**Aim**
Below are records. Copy every line with "SITI" in it.

**Records supplied**
┄┄┄┄┄┄┄┄┄┄┄┄┄┄┄┄┄┄┄┄

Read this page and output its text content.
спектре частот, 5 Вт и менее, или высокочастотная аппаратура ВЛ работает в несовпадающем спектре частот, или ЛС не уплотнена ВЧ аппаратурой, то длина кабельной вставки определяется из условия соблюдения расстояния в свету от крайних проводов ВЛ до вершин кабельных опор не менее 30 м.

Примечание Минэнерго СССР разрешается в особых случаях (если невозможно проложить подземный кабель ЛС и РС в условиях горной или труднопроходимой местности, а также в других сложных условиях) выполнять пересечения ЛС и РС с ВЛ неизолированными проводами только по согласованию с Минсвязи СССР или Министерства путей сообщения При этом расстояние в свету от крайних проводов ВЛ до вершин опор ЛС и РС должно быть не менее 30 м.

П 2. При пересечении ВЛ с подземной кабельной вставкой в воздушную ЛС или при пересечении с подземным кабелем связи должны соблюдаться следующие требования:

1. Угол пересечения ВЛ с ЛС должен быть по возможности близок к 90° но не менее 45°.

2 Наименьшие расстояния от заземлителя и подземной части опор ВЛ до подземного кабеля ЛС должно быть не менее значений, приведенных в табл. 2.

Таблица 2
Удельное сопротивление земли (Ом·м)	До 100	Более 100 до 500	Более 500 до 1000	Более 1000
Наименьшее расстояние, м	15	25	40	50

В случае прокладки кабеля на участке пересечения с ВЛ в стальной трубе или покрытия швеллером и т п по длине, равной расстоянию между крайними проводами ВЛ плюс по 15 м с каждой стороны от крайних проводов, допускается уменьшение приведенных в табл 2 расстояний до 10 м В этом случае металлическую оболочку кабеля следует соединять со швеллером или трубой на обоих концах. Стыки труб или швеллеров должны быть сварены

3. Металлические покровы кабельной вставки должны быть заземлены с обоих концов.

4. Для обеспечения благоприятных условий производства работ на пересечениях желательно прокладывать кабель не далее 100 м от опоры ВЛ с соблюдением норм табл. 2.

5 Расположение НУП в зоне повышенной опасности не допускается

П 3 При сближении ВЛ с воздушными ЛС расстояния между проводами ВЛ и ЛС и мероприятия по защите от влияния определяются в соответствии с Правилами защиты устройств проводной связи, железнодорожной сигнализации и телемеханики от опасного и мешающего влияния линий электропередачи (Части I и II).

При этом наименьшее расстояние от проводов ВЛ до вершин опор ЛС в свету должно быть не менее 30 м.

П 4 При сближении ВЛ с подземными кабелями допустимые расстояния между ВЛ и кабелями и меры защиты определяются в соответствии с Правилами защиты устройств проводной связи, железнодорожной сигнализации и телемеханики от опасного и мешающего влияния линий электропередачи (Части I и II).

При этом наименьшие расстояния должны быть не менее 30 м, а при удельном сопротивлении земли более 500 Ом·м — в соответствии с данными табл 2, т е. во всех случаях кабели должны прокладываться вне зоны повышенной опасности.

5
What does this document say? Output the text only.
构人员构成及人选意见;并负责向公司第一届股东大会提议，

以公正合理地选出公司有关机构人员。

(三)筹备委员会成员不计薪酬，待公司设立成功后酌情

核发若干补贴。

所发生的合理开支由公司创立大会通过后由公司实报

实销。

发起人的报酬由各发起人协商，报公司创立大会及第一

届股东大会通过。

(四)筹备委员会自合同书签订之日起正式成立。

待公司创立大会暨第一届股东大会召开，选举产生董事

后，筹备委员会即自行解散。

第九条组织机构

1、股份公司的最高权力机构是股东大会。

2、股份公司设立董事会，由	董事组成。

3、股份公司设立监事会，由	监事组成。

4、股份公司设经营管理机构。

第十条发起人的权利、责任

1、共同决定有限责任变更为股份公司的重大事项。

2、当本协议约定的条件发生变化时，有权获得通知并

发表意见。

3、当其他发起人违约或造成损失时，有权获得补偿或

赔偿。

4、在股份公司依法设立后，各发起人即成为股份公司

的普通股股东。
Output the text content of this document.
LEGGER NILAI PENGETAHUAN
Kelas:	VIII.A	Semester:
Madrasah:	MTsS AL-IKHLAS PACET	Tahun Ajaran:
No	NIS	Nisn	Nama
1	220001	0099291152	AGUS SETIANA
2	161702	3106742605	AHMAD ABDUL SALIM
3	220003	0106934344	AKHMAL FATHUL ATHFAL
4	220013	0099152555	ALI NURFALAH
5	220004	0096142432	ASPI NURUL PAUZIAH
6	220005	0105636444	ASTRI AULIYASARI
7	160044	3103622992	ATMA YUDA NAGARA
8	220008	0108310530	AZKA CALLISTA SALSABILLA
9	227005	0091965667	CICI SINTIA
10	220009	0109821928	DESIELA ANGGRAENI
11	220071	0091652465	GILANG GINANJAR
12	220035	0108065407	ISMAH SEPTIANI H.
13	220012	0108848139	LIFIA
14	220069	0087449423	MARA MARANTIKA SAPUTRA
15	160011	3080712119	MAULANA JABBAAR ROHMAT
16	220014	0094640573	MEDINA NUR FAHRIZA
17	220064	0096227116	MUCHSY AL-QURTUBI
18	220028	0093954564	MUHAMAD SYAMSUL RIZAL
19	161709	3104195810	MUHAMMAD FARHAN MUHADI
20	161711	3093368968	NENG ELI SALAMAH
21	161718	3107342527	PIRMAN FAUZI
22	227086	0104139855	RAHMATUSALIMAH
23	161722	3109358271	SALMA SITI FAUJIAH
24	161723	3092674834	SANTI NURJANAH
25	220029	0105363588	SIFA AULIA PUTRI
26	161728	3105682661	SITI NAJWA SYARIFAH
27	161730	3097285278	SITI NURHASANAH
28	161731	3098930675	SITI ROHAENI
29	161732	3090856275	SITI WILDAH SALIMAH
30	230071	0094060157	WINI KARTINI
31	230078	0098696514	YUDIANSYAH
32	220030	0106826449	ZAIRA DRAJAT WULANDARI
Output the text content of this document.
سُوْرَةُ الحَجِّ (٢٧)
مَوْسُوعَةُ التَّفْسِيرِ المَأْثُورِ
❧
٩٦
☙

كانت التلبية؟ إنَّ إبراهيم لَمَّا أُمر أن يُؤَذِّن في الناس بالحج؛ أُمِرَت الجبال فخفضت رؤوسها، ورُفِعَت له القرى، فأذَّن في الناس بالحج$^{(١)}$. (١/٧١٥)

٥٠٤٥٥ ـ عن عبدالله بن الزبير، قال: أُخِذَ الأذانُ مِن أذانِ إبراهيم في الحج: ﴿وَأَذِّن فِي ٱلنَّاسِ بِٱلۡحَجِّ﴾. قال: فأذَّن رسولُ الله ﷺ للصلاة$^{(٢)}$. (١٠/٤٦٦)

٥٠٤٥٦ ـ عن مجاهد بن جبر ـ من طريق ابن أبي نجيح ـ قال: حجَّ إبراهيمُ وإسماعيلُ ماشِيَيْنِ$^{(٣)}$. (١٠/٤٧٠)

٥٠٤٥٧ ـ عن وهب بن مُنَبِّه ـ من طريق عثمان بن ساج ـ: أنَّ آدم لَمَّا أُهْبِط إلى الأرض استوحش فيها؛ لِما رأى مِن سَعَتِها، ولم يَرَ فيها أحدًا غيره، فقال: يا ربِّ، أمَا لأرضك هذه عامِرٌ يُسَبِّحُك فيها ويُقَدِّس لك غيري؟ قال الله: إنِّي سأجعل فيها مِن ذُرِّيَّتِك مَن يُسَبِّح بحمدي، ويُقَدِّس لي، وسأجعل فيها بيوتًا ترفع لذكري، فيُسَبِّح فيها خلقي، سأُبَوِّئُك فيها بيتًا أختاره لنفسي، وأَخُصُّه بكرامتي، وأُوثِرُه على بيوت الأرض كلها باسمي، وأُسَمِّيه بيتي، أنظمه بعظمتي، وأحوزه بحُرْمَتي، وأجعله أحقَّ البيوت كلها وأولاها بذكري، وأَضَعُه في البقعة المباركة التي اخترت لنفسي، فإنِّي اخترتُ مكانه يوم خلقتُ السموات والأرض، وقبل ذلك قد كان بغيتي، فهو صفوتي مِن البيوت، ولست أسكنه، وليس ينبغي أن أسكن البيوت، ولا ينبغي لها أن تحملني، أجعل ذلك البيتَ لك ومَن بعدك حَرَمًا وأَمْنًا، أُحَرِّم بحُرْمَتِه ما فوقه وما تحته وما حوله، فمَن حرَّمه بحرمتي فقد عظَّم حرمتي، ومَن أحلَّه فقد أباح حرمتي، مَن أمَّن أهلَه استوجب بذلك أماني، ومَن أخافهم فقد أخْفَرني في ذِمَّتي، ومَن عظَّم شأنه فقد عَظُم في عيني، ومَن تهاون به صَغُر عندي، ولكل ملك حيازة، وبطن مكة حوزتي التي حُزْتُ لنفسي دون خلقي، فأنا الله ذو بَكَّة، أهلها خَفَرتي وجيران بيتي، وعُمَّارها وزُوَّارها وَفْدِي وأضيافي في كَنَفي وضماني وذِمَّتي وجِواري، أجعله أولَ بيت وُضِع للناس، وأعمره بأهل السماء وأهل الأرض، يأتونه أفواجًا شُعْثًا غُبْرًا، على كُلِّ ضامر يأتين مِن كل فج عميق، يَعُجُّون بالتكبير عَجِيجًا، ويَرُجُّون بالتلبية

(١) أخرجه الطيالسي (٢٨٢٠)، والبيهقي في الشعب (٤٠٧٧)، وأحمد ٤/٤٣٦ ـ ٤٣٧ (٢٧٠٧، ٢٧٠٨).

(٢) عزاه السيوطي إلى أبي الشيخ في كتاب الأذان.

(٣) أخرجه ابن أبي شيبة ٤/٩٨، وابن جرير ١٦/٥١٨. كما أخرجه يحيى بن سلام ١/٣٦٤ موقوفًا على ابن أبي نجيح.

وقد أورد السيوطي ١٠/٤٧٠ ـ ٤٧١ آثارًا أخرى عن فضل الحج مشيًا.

┄┄┄┄┄┄┄┄┄┄┄┄┄┄┄┄┄┄┄┄

**Result of the exercise**
23	161722	3109358271	SALMA SITI FAUJIAH
26	161728	3105682661	SITI NAJWA SYARIFAH
27	161730	3097285278	SITI NURHASANAH
28	161731	3098930675	SITI ROHAENI
29	161732	3090856275	SITI WILDAH SALIMAH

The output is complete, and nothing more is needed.